#### JOB
Exactly repeat the material, dropping every picture from the copy.

------------------------------

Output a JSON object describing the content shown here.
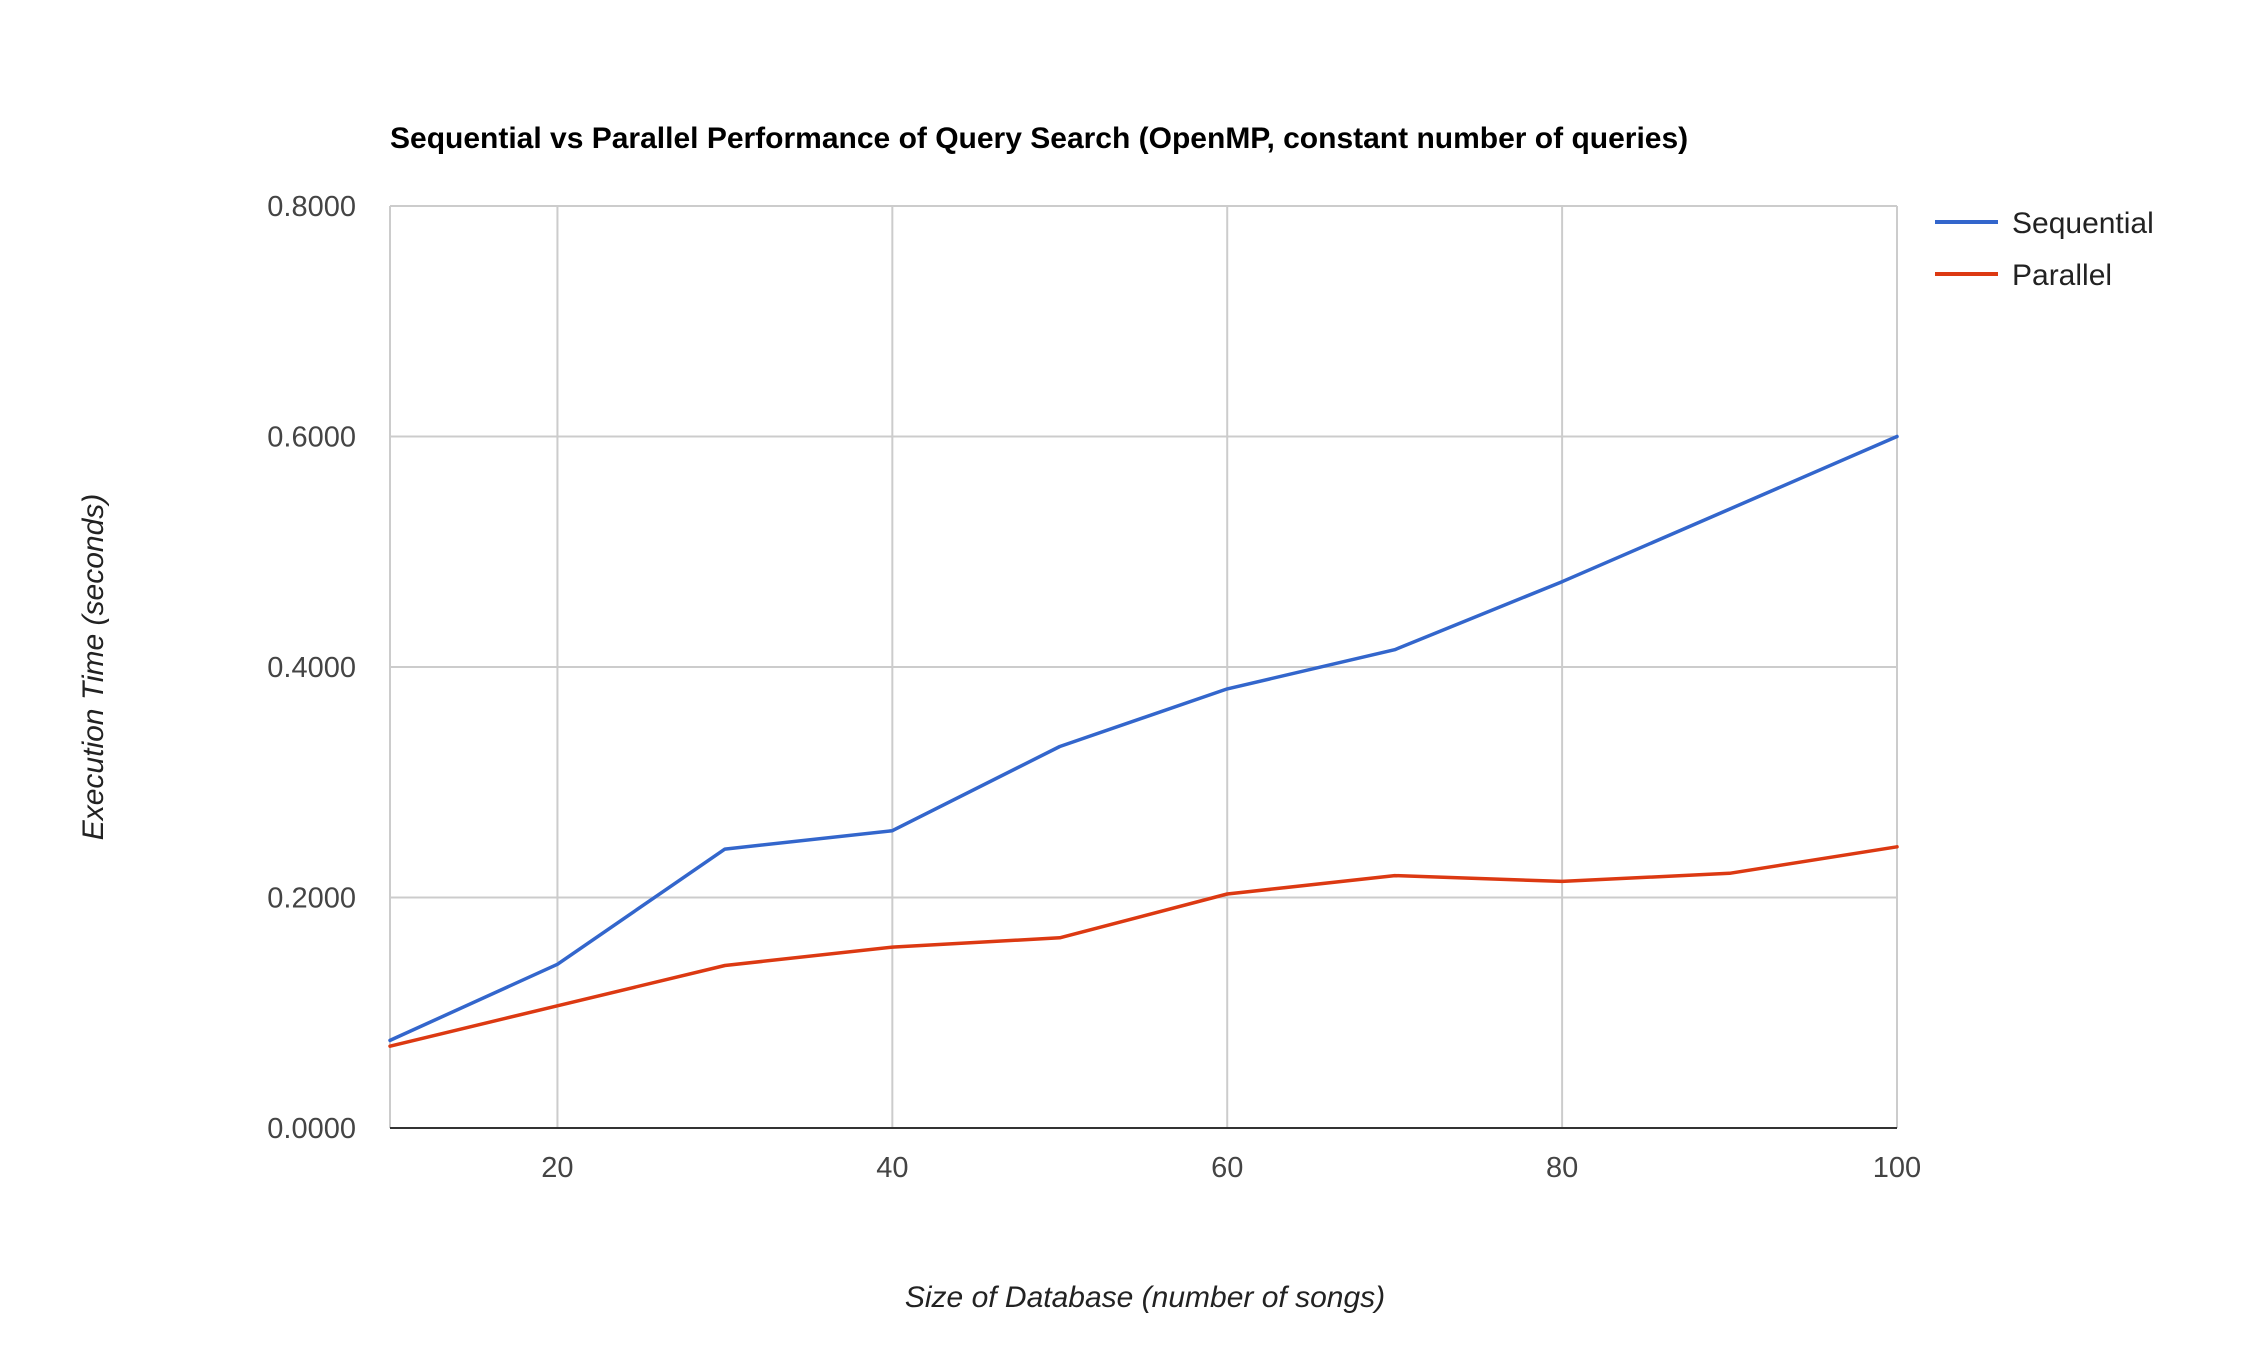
{
  "chart_data": {
    "type": "line",
    "title": "Sequential vs Parallel Performance of Query Search (OpenMP, constant number of queries)",
    "xlabel": "Size of Database (number of songs)",
    "ylabel": "Execution Time (seconds)",
    "x": [
      10,
      20,
      30,
      40,
      50,
      60,
      70,
      80,
      90,
      100
    ],
    "xlim": [
      10,
      100
    ],
    "ylim": [
      0,
      0.8
    ],
    "x_ticks": [
      "20",
      "40",
      "60",
      "80",
      "100"
    ],
    "y_ticks": [
      "0.0000",
      "0.2000",
      "0.4000",
      "0.6000",
      "0.8000"
    ],
    "grid": true,
    "legend_position": "top-right",
    "series": [
      {
        "name": "Sequential",
        "color": "#3366cc",
        "values": [
          0.076,
          0.142,
          0.242,
          0.258,
          0.331,
          0.381,
          0.415,
          0.474,
          0.537,
          0.6
        ]
      },
      {
        "name": "Parallel",
        "color": "#dc3912",
        "values": [
          0.071,
          0.106,
          0.141,
          0.157,
          0.165,
          0.203,
          0.219,
          0.214,
          0.221,
          0.244
        ]
      }
    ]
  }
}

------------------------------

#### ANSWER FOR THE TASK
Output a JSON object describing the content shown here.
{
  "chart_data": {
    "type": "line",
    "title": "Sequential vs Parallel Performance of Query Search (OpenMP, constant number of queries)",
    "xlabel": "Size of Database (number of songs)",
    "ylabel": "Execution Time (seconds)",
    "x": [
      10,
      20,
      30,
      40,
      50,
      60,
      70,
      80,
      90,
      100
    ],
    "xlim": [
      10,
      100
    ],
    "ylim": [
      0,
      0.8
    ],
    "x_ticks": [
      "20",
      "40",
      "60",
      "80",
      "100"
    ],
    "y_ticks": [
      "0.0000",
      "0.2000",
      "0.4000",
      "0.6000",
      "0.8000"
    ],
    "grid": true,
    "legend_position": "top-right",
    "series": [
      {
        "name": "Sequential",
        "color": "#3366cc",
        "values": [
          0.076,
          0.142,
          0.242,
          0.258,
          0.331,
          0.381,
          0.415,
          0.474,
          0.537,
          0.6
        ]
      },
      {
        "name": "Parallel",
        "color": "#dc3912",
        "values": [
          0.071,
          0.106,
          0.141,
          0.157,
          0.165,
          0.203,
          0.219,
          0.214,
          0.221,
          0.244
        ]
      }
    ]
  }
}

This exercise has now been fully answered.